§ Task to carry out
Copy the data that follows exactly. Include no pictures.

* Begin Dataset extract *

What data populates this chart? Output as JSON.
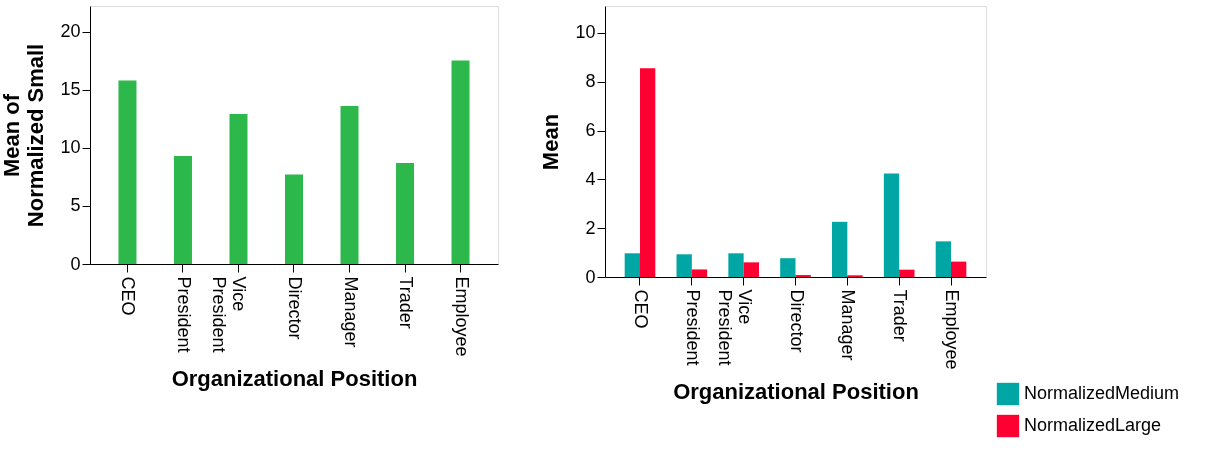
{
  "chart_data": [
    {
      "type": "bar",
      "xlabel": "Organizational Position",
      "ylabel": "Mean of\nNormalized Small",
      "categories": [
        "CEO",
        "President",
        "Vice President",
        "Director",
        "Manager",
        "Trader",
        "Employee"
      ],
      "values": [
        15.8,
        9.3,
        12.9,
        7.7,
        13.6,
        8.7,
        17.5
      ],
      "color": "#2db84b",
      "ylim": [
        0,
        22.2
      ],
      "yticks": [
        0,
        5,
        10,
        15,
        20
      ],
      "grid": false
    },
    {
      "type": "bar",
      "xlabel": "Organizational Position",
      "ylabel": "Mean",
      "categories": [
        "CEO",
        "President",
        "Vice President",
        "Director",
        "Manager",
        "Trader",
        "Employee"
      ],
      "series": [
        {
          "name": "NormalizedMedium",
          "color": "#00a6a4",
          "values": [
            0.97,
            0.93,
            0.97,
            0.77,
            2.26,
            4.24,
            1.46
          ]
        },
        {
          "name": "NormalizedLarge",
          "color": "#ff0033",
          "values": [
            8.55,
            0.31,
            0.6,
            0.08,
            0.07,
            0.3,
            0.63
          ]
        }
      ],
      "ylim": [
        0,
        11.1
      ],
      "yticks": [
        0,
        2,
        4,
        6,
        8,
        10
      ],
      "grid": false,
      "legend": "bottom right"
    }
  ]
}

* End Dataset extract *

§ Result for this task
What data populates this chart? Output as JSON.
{
  "chart_data": [
    {
      "type": "bar",
      "xlabel": "Organizational Position",
      "ylabel": "Mean of\nNormalized Small",
      "categories": [
        "CEO",
        "President",
        "Vice President",
        "Director",
        "Manager",
        "Trader",
        "Employee"
      ],
      "values": [
        15.8,
        9.3,
        12.9,
        7.7,
        13.6,
        8.7,
        17.5
      ],
      "color": "#2db84b",
      "ylim": [
        0,
        22.2
      ],
      "yticks": [
        0,
        5,
        10,
        15,
        20
      ],
      "grid": false
    },
    {
      "type": "bar",
      "xlabel": "Organizational Position",
      "ylabel": "Mean",
      "categories": [
        "CEO",
        "President",
        "Vice President",
        "Director",
        "Manager",
        "Trader",
        "Employee"
      ],
      "series": [
        {
          "name": "NormalizedMedium",
          "color": "#00a6a4",
          "values": [
            0.97,
            0.93,
            0.97,
            0.77,
            2.26,
            4.24,
            1.46
          ]
        },
        {
          "name": "NormalizedLarge",
          "color": "#ff0033",
          "values": [
            8.55,
            0.31,
            0.6,
            0.08,
            0.07,
            0.3,
            0.63
          ]
        }
      ],
      "ylim": [
        0,
        11.1
      ],
      "yticks": [
        0,
        2,
        4,
        6,
        8,
        10
      ],
      "grid": false,
      "legend": "bottom right"
    }
  ]
}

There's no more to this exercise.